• What you have to do: Repeat each line of the material below exactly as it appears, minus any pictures.

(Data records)
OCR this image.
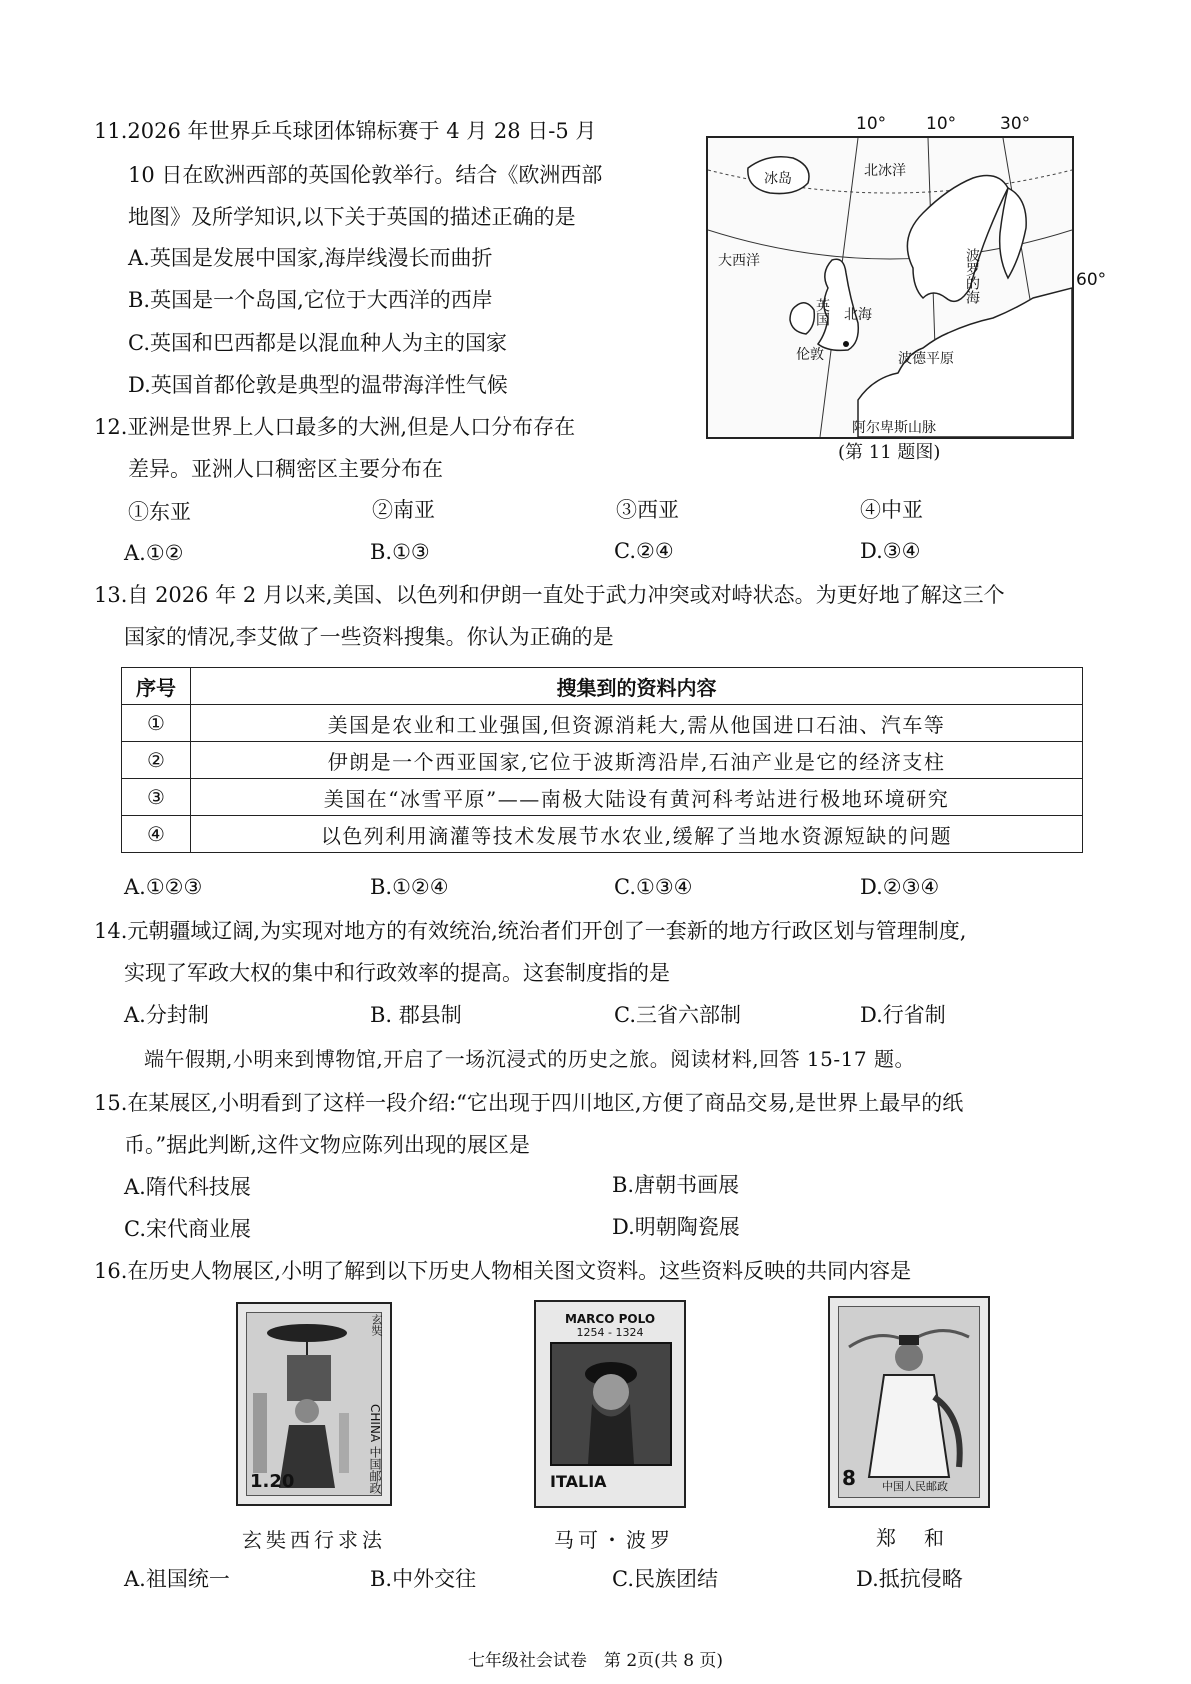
11.2026 年世界乒乓球团体锦标赛于 4 月 28 日-5 月
10 日在欧洲西部的英国伦敦举行。结合《欧洲西部
地图》及所学知识,以下关于英国的描述正确的是
A.英国是发展中国家,海岸线漫长而曲折
B.英国是一个岛国,它位于大西洋的西岸
C.英国和巴西都是以混血种人为主的国家
D.英国首都伦敦是典型的温带海洋性气候
10° 10°	30°
60°
冰岛	北冰洋
大西洋	波罗的海
英国
伦敦
北海
波德平原
阿尔卑斯山脉
(第 11 题图)
12.亚洲是世界上人口最多的大洲,但是人口分布存在
差异。亚洲人口稠密区主要分布在
①东亚	②南亚	③西亚	④中亚
A.①②	B.①③	C.②④	D.③④
13.自 2026 年 2 月以来,美国、以色列和伊朗一直处于武力冲突或对峙状态。为更好地了解这三个
国家的情况,李艾做了一些资料搜集。你认为正确的是
序号	搜集到的资料内容
①	美国是农业和工业强国,但资源消耗大,需从他国进口石油、汽车等
②	伊朗是一个西亚国家,它位于波斯湾沿岸,石油产业是它的经济支柱
③	美国在“冰雪平原”——南极大陆设有黄河科考站进行极地环境研究
④	以色列利用滴灌等技术发展节水农业,缓解了当地水资源短缺的问题
A.①②③	B.①②④	C.①③④	D.②③④
14.元朝疆域辽阔,为实现对地方的有效统治,统治者们开创了一套新的地方行政区划与管理制度,
实现了军政大权的集中和行政效率的提高。这套制度指的是
A.分封制	B. 郡县制	C.三省六部制	D.行省制
端午假期,小明来到博物馆,开启了一场沉浸式的历史之旅。阅读材料,回答 15-17 题。
15.在某展区,小明看到了这样一段介绍:“它出现于四川地区,方便了商品交易,是世界上最早的纸
币。”据此判断,这件文物应陈列出现的展区是
A.隋代科技展	B.唐朝书画展
C.宋代商业展	D.明朝陶瓷展
16.在历史人物展区,小明了解到以下历史人物相关图文资料。这些资料反映的共同内容是
玄奘
CHINA 中国邮政
1.20
玄奘西行求法
MARCO POLO
1254 - 1324
ITALIA
马可・波罗
8 中国人民邮政
郑　和
A.祖国统一	B.中外交往	C.民族团结	D.抵抗侵略
七年级社会试卷　第 2页(共 8 页)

• Reply to the exercise:
OCR this image.
11.2026 年世界乒乓球团体锦标赛于 4 月 28 日-5 月
10 日在欧洲西部的英国伦敦举行。结合《欧洲西部
地图》及所学知识,以下关于英国的描述正确的是
A.英国是发展中国家,海岸线漫长而曲折
B.英国是一个岛国,它位于大西洋的西岸
C.英国和巴西都是以混血种人为主的国家
D.英国首都伦敦是典型的温带海洋性气候
10° 10°	30°
60°
冰岛	北冰洋
大西洋	波罗的海
英国
伦敦
北海
波德平原
阿尔卑斯山脉
(第 11 题图)
12.亚洲是世界上人口最多的大洲,但是人口分布存在
差异。亚洲人口稠密区主要分布在
①东亚	②南亚	③西亚	④中亚
A.①②	B.①③	C.②④	D.③④
13.自 2026 年 2 月以来,美国、以色列和伊朗一直处于武力冲突或对峙状态。为更好地了解这三个
国家的情况,李艾做了一些资料搜集。你认为正确的是
序号	搜集到的资料内容
①	美国是农业和工业强国,但资源消耗大,需从他国进口石油、汽车等
②	伊朗是一个西亚国家,它位于波斯湾沿岸,石油产业是它的经济支柱
③	美国在“冰雪平原”——南极大陆设有黄河科考站进行极地环境研究
④	以色列利用滴灌等技术发展节水农业,缓解了当地水资源短缺的问题
A.①②③	B.①②④	C.①③④	D.②③④
14.元朝疆域辽阔,为实现对地方的有效统治,统治者们开创了一套新的地方行政区划与管理制度,
实现了军政大权的集中和行政效率的提高。这套制度指的是
A.分封制	B. 郡县制	C.三省六部制	D.行省制
端午假期,小明来到博物馆,开启了一场沉浸式的历史之旅。阅读材料,回答 15-17 题。
15.在某展区,小明看到了这样一段介绍:“它出现于四川地区,方便了商品交易,是世界上最早的纸
币。”据此判断,这件文物应陈列出现的展区是
A.隋代科技展	B.唐朝书画展
C.宋代商业展	D.明朝陶瓷展
16.在历史人物展区,小明了解到以下历史人物相关图文资料。这些资料反映的共同内容是
玄奘
CHINA 中国邮政
1.20
玄奘西行求法
MARCO POLO
1254 - 1324
ITALIA
马可・波罗
8 中国人民邮政
郑　和
A.祖国统一	B.中外交往	C.民族团结	D.抵抗侵略
七年级社会试卷　第 2页(共 8 页)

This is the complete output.